- [EXERCISE MATERIAL]
#####

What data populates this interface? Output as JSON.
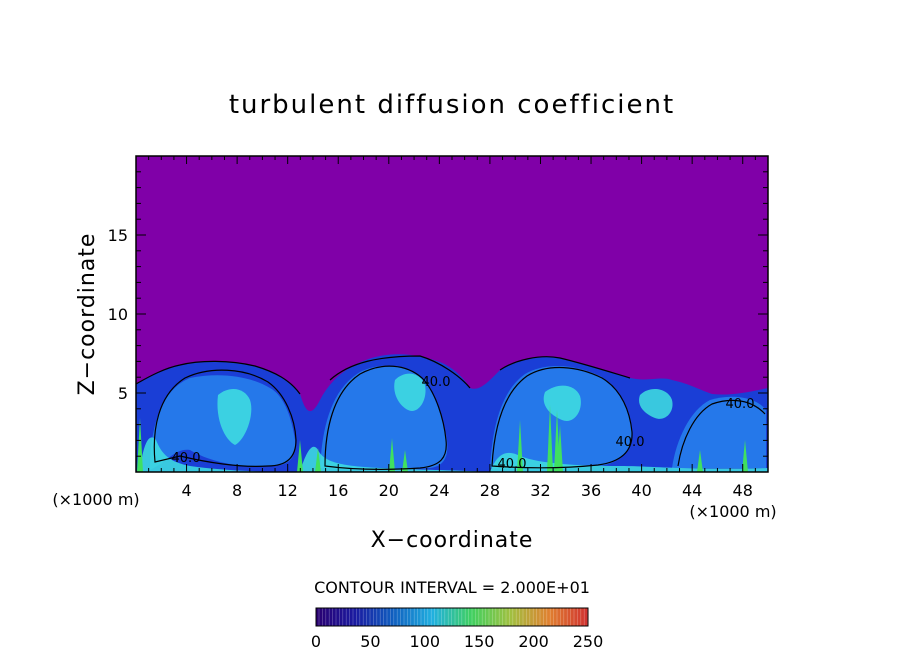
{
  "chart_data": {
    "type": "heatmap",
    "title": "turbulent diffusion coefficient",
    "xlabel": "X−coordinate",
    "ylabel": "Z−coordinate",
    "x_unit_left": "(×1000 m)",
    "x_unit_right": "(×1000 m)",
    "xlim": [
      0,
      50
    ],
    "ylim": [
      0,
      20
    ],
    "x_ticks": [
      4,
      8,
      12,
      16,
      20,
      24,
      28,
      32,
      36,
      40,
      44,
      48
    ],
    "y_ticks": [
      5,
      10,
      15
    ],
    "contour_interval_text": "CONTOUR INTERVAL = 2.000E+01",
    "contour_labels": [
      "40.0",
      "40.0",
      "40.0",
      "40.0",
      "40.0"
    ],
    "colorbar": {
      "min": 0,
      "max": 250,
      "ticks": [
        0,
        50,
        100,
        150,
        200,
        250
      ],
      "colors": [
        "#2a0070",
        "#1a1aa0",
        "#1060c0",
        "#20b0e0",
        "#40d060",
        "#a0c040",
        "#e08030",
        "#d03030"
      ]
    },
    "background_color": "#8000a8",
    "field_colors": {
      "low": "#1a3ed6",
      "mid": "#2a8cf0",
      "high": "#40e0e0",
      "peak": "#40e060"
    },
    "grid": false,
    "legend": "bottom"
  }
}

#####

- [EXERCISE BRIEF]
Omitting all images, retype each line of the records precisely.

- [CORRECT RESPONSE]
What data populates this interface? Output as JSON.
{
  "chart_data": {
    "type": "heatmap",
    "title": "turbulent diffusion coefficient",
    "xlabel": "X−coordinate",
    "ylabel": "Z−coordinate",
    "x_unit_left": "(×1000 m)",
    "x_unit_right": "(×1000 m)",
    "xlim": [
      0,
      50
    ],
    "ylim": [
      0,
      20
    ],
    "x_ticks": [
      4,
      8,
      12,
      16,
      20,
      24,
      28,
      32,
      36,
      40,
      44,
      48
    ],
    "y_ticks": [
      5,
      10,
      15
    ],
    "contour_interval_text": "CONTOUR INTERVAL = 2.000E+01",
    "contour_labels": [
      "40.0",
      "40.0",
      "40.0",
      "40.0",
      "40.0"
    ],
    "colorbar": {
      "min": 0,
      "max": 250,
      "ticks": [
        0,
        50,
        100,
        150,
        200,
        250
      ],
      "colors": [
        "#2a0070",
        "#1a1aa0",
        "#1060c0",
        "#20b0e0",
        "#40d060",
        "#a0c040",
        "#e08030",
        "#d03030"
      ]
    },
    "background_color": "#8000a8",
    "field_colors": {
      "low": "#1a3ed6",
      "mid": "#2a8cf0",
      "high": "#40e0e0",
      "peak": "#40e060"
    },
    "grid": false,
    "legend": "bottom"
  }
}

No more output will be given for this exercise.